REQUIRED TASK
Would you extract the whole listing below and retype it exactly?

----- AVAILABLE RECORDS -----

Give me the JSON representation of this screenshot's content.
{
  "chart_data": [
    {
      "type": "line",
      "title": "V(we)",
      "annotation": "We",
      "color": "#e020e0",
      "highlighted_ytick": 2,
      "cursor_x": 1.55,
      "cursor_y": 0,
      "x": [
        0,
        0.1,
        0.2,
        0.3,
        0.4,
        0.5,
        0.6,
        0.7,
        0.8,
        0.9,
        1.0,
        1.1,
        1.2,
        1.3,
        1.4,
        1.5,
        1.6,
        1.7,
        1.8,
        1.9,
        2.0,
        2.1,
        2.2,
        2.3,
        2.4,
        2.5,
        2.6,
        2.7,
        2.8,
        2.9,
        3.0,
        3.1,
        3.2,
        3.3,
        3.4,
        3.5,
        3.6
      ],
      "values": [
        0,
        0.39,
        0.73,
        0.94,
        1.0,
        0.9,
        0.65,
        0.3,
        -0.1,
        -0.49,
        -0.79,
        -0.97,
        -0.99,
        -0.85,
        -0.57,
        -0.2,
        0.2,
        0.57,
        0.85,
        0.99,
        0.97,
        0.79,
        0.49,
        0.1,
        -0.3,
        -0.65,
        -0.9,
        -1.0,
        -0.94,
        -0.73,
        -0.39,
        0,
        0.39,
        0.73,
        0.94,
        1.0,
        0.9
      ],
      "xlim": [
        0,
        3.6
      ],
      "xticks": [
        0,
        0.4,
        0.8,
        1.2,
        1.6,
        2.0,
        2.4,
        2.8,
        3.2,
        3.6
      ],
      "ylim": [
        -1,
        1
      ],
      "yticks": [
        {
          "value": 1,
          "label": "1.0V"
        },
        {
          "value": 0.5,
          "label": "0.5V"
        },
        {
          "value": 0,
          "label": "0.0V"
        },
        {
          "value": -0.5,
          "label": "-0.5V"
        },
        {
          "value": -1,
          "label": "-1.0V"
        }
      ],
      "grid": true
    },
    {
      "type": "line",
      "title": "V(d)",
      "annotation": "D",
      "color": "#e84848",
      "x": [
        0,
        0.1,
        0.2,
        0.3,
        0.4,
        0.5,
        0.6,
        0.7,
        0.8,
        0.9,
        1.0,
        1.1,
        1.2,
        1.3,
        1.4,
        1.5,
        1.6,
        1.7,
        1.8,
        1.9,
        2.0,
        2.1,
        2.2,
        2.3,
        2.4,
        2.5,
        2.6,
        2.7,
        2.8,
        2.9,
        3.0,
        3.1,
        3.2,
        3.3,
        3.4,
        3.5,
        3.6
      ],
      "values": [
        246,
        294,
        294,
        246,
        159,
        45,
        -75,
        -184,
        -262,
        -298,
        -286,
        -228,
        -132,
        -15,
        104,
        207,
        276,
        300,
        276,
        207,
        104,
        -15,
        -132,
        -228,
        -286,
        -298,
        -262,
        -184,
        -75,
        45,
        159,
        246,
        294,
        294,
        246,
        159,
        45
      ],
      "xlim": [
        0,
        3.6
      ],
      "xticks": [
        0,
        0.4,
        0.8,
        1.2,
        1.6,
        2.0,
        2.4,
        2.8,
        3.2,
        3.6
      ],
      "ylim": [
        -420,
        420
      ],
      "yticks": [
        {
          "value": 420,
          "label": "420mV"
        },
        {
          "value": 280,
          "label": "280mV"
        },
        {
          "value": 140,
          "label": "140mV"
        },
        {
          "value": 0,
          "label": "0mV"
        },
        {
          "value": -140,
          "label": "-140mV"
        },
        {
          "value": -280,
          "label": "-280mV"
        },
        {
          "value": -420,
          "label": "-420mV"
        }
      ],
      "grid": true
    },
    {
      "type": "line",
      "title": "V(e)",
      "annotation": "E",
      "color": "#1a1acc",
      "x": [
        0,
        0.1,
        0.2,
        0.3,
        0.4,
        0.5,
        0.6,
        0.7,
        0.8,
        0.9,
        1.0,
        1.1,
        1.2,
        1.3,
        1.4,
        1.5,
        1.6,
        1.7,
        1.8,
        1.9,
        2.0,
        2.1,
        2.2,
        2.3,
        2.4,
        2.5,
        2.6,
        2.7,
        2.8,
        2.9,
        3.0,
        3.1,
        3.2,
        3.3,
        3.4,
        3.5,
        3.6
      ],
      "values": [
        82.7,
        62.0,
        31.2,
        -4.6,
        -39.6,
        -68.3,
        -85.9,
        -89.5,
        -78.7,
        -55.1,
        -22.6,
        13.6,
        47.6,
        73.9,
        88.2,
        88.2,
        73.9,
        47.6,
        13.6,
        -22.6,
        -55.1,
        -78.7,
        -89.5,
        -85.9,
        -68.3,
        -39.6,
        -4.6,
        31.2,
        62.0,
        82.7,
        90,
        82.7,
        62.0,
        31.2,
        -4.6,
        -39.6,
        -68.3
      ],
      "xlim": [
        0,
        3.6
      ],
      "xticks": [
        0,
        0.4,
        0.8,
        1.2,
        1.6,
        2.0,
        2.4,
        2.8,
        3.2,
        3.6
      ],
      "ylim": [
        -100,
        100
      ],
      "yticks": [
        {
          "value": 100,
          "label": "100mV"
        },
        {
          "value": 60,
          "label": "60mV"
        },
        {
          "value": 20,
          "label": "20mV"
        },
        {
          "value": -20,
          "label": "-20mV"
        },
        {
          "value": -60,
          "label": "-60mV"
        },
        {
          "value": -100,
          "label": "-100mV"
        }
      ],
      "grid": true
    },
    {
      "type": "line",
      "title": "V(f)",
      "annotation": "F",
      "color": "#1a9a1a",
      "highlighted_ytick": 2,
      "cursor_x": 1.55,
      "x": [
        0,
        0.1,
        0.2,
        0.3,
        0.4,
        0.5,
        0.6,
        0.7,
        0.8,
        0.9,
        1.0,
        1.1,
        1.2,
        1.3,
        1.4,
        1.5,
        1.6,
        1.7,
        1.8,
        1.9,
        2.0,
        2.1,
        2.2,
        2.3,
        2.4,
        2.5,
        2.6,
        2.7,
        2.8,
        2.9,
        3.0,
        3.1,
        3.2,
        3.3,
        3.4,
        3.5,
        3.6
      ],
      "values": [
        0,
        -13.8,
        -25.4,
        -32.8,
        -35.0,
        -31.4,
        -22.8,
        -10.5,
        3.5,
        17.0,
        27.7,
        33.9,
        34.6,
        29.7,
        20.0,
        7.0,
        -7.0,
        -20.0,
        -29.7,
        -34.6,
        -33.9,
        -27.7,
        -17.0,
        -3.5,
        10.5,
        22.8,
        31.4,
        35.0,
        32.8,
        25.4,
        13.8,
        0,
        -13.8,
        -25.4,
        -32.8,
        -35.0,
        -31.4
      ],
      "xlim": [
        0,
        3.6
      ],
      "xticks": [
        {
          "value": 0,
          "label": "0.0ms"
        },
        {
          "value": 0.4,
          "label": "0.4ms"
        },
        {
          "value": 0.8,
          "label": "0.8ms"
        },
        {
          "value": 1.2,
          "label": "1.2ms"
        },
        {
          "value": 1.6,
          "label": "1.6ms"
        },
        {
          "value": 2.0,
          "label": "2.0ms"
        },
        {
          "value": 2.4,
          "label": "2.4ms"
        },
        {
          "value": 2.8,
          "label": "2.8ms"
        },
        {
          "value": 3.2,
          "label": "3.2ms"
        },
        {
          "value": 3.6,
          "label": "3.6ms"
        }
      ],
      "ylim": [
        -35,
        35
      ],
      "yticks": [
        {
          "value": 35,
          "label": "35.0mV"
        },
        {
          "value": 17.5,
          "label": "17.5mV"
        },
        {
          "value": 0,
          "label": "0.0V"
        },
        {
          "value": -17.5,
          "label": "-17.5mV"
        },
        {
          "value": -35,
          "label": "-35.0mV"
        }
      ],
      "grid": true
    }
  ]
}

-----

EXERCISE SOLUTION
Give me the JSON representation of this screenshot's content.
{
  "chart_data": [
    {
      "type": "line",
      "title": "V(we)",
      "annotation": "We",
      "color": "#e020e0",
      "highlighted_ytick": 2,
      "cursor_x": 1.55,
      "cursor_y": 0,
      "x": [
        0,
        0.1,
        0.2,
        0.3,
        0.4,
        0.5,
        0.6,
        0.7,
        0.8,
        0.9,
        1.0,
        1.1,
        1.2,
        1.3,
        1.4,
        1.5,
        1.6,
        1.7,
        1.8,
        1.9,
        2.0,
        2.1,
        2.2,
        2.3,
        2.4,
        2.5,
        2.6,
        2.7,
        2.8,
        2.9,
        3.0,
        3.1,
        3.2,
        3.3,
        3.4,
        3.5,
        3.6
      ],
      "values": [
        0,
        0.39,
        0.73,
        0.94,
        1.0,
        0.9,
        0.65,
        0.3,
        -0.1,
        -0.49,
        -0.79,
        -0.97,
        -0.99,
        -0.85,
        -0.57,
        -0.2,
        0.2,
        0.57,
        0.85,
        0.99,
        0.97,
        0.79,
        0.49,
        0.1,
        -0.3,
        -0.65,
        -0.9,
        -1.0,
        -0.94,
        -0.73,
        -0.39,
        0,
        0.39,
        0.73,
        0.94,
        1.0,
        0.9
      ],
      "xlim": [
        0,
        3.6
      ],
      "xticks": [
        0,
        0.4,
        0.8,
        1.2,
        1.6,
        2.0,
        2.4,
        2.8,
        3.2,
        3.6
      ],
      "ylim": [
        -1,
        1
      ],
      "yticks": [
        {
          "value": 1,
          "label": "1.0V"
        },
        {
          "value": 0.5,
          "label": "0.5V"
        },
        {
          "value": 0,
          "label": "0.0V"
        },
        {
          "value": -0.5,
          "label": "-0.5V"
        },
        {
          "value": -1,
          "label": "-1.0V"
        }
      ],
      "grid": true
    },
    {
      "type": "line",
      "title": "V(d)",
      "annotation": "D",
      "color": "#e84848",
      "x": [
        0,
        0.1,
        0.2,
        0.3,
        0.4,
        0.5,
        0.6,
        0.7,
        0.8,
        0.9,
        1.0,
        1.1,
        1.2,
        1.3,
        1.4,
        1.5,
        1.6,
        1.7,
        1.8,
        1.9,
        2.0,
        2.1,
        2.2,
        2.3,
        2.4,
        2.5,
        2.6,
        2.7,
        2.8,
        2.9,
        3.0,
        3.1,
        3.2,
        3.3,
        3.4,
        3.5,
        3.6
      ],
      "values": [
        246,
        294,
        294,
        246,
        159,
        45,
        -75,
        -184,
        -262,
        -298,
        -286,
        -228,
        -132,
        -15,
        104,
        207,
        276,
        300,
        276,
        207,
        104,
        -15,
        -132,
        -228,
        -286,
        -298,
        -262,
        -184,
        -75,
        45,
        159,
        246,
        294,
        294,
        246,
        159,
        45
      ],
      "xlim": [
        0,
        3.6
      ],
      "xticks": [
        0,
        0.4,
        0.8,
        1.2,
        1.6,
        2.0,
        2.4,
        2.8,
        3.2,
        3.6
      ],
      "ylim": [
        -420,
        420
      ],
      "yticks": [
        {
          "value": 420,
          "label": "420mV"
        },
        {
          "value": 280,
          "label": "280mV"
        },
        {
          "value": 140,
          "label": "140mV"
        },
        {
          "value": 0,
          "label": "0mV"
        },
        {
          "value": -140,
          "label": "-140mV"
        },
        {
          "value": -280,
          "label": "-280mV"
        },
        {
          "value": -420,
          "label": "-420mV"
        }
      ],
      "grid": true
    },
    {
      "type": "line",
      "title": "V(e)",
      "annotation": "E",
      "color": "#1a1acc",
      "x": [
        0,
        0.1,
        0.2,
        0.3,
        0.4,
        0.5,
        0.6,
        0.7,
        0.8,
        0.9,
        1.0,
        1.1,
        1.2,
        1.3,
        1.4,
        1.5,
        1.6,
        1.7,
        1.8,
        1.9,
        2.0,
        2.1,
        2.2,
        2.3,
        2.4,
        2.5,
        2.6,
        2.7,
        2.8,
        2.9,
        3.0,
        3.1,
        3.2,
        3.3,
        3.4,
        3.5,
        3.6
      ],
      "values": [
        82.7,
        62.0,
        31.2,
        -4.6,
        -39.6,
        -68.3,
        -85.9,
        -89.5,
        -78.7,
        -55.1,
        -22.6,
        13.6,
        47.6,
        73.9,
        88.2,
        88.2,
        73.9,
        47.6,
        13.6,
        -22.6,
        -55.1,
        -78.7,
        -89.5,
        -85.9,
        -68.3,
        -39.6,
        -4.6,
        31.2,
        62.0,
        82.7,
        90,
        82.7,
        62.0,
        31.2,
        -4.6,
        -39.6,
        -68.3
      ],
      "xlim": [
        0,
        3.6
      ],
      "xticks": [
        0,
        0.4,
        0.8,
        1.2,
        1.6,
        2.0,
        2.4,
        2.8,
        3.2,
        3.6
      ],
      "ylim": [
        -100,
        100
      ],
      "yticks": [
        {
          "value": 100,
          "label": "100mV"
        },
        {
          "value": 60,
          "label": "60mV"
        },
        {
          "value": 20,
          "label": "20mV"
        },
        {
          "value": -20,
          "label": "-20mV"
        },
        {
          "value": -60,
          "label": "-60mV"
        },
        {
          "value": -100,
          "label": "-100mV"
        }
      ],
      "grid": true
    },
    {
      "type": "line",
      "title": "V(f)",
      "annotation": "F",
      "color": "#1a9a1a",
      "highlighted_ytick": 2,
      "cursor_x": 1.55,
      "x": [
        0,
        0.1,
        0.2,
        0.3,
        0.4,
        0.5,
        0.6,
        0.7,
        0.8,
        0.9,
        1.0,
        1.1,
        1.2,
        1.3,
        1.4,
        1.5,
        1.6,
        1.7,
        1.8,
        1.9,
        2.0,
        2.1,
        2.2,
        2.3,
        2.4,
        2.5,
        2.6,
        2.7,
        2.8,
        2.9,
        3.0,
        3.1,
        3.2,
        3.3,
        3.4,
        3.5,
        3.6
      ],
      "values": [
        0,
        -13.8,
        -25.4,
        -32.8,
        -35.0,
        -31.4,
        -22.8,
        -10.5,
        3.5,
        17.0,
        27.7,
        33.9,
        34.6,
        29.7,
        20.0,
        7.0,
        -7.0,
        -20.0,
        -29.7,
        -34.6,
        -33.9,
        -27.7,
        -17.0,
        -3.5,
        10.5,
        22.8,
        31.4,
        35.0,
        32.8,
        25.4,
        13.8,
        0,
        -13.8,
        -25.4,
        -32.8,
        -35.0,
        -31.4
      ],
      "xlim": [
        0,
        3.6
      ],
      "xticks": [
        {
          "value": 0,
          "label": "0.0ms"
        },
        {
          "value": 0.4,
          "label": "0.4ms"
        },
        {
          "value": 0.8,
          "label": "0.8ms"
        },
        {
          "value": 1.2,
          "label": "1.2ms"
        },
        {
          "value": 1.6,
          "label": "1.6ms"
        },
        {
          "value": 2.0,
          "label": "2.0ms"
        },
        {
          "value": 2.4,
          "label": "2.4ms"
        },
        {
          "value": 2.8,
          "label": "2.8ms"
        },
        {
          "value": 3.2,
          "label": "3.2ms"
        },
        {
          "value": 3.6,
          "label": "3.6ms"
        }
      ],
      "ylim": [
        -35,
        35
      ],
      "yticks": [
        {
          "value": 35,
          "label": "35.0mV"
        },
        {
          "value": 17.5,
          "label": "17.5mV"
        },
        {
          "value": 0,
          "label": "0.0V"
        },
        {
          "value": -17.5,
          "label": "-17.5mV"
        },
        {
          "value": -35,
          "label": "-35.0mV"
        }
      ],
      "grid": true
    }
  ]
}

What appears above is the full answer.